- _TO BE DONE_
Look through the records below and collect all lines that hold the string "JSON".
'''
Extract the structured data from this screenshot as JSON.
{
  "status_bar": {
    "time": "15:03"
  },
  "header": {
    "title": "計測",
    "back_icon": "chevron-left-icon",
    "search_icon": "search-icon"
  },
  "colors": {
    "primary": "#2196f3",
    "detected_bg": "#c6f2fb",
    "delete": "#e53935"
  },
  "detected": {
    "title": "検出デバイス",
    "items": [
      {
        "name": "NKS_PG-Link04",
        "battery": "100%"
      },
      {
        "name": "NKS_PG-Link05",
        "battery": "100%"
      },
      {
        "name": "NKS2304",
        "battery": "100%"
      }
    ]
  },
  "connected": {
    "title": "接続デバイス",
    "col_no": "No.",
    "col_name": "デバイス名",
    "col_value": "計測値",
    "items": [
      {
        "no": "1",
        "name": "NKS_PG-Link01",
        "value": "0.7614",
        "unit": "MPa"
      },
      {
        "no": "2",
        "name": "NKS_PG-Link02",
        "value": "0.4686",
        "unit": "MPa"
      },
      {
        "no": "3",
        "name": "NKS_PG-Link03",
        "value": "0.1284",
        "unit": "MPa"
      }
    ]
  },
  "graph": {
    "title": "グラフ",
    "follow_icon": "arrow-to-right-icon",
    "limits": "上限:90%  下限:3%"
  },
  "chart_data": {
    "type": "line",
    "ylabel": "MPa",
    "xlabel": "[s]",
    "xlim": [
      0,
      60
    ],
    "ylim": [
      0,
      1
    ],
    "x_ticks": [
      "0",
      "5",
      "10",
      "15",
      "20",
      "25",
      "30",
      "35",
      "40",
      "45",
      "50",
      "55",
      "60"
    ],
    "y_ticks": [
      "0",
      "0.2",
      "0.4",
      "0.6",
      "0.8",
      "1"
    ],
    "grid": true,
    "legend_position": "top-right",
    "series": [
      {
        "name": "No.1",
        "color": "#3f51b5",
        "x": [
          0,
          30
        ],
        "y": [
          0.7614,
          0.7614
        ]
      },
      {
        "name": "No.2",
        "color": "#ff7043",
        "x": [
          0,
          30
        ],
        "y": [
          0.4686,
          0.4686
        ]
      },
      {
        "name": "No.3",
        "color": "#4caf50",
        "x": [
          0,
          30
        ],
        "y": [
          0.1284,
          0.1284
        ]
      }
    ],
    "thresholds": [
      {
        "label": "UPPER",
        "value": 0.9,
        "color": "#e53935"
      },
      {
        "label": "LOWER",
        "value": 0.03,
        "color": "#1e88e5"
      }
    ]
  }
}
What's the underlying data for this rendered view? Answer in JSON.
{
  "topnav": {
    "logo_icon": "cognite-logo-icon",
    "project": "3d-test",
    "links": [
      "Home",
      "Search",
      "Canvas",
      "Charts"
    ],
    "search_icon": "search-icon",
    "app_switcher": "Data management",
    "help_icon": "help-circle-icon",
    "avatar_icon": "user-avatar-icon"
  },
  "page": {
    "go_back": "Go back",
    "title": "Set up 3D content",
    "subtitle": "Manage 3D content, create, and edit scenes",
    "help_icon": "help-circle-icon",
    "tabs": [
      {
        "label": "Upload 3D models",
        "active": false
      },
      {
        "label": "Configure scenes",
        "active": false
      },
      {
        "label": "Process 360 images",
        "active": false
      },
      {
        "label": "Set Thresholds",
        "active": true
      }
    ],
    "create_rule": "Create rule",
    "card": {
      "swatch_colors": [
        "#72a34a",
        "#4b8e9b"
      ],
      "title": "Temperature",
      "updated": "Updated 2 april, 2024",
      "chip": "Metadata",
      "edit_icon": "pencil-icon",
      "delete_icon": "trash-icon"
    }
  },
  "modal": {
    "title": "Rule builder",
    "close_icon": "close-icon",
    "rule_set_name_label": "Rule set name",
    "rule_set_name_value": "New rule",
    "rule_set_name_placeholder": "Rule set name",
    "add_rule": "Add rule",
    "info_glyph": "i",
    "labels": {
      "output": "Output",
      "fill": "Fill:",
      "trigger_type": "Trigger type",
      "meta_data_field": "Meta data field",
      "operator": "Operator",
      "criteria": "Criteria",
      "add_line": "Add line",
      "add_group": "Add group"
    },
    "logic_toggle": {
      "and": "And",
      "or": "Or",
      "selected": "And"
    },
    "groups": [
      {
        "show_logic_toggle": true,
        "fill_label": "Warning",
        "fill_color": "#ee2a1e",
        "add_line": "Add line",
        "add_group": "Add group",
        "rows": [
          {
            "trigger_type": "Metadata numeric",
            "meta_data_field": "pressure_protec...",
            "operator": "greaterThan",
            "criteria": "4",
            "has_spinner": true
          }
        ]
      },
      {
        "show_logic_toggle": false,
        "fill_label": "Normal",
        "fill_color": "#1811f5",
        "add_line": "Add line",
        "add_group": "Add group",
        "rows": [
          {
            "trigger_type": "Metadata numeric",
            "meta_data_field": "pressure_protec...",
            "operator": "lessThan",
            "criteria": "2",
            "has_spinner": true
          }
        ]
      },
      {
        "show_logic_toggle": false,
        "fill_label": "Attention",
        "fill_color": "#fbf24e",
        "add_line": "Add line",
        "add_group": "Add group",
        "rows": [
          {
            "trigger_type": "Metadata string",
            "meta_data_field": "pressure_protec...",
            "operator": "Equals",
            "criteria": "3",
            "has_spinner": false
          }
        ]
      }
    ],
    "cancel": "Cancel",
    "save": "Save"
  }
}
'''
- _EXPECTED ANSWER_
Extract the structured data from this screenshot as JSON.
What's the underlying data for this rendered view? Answer in JSON.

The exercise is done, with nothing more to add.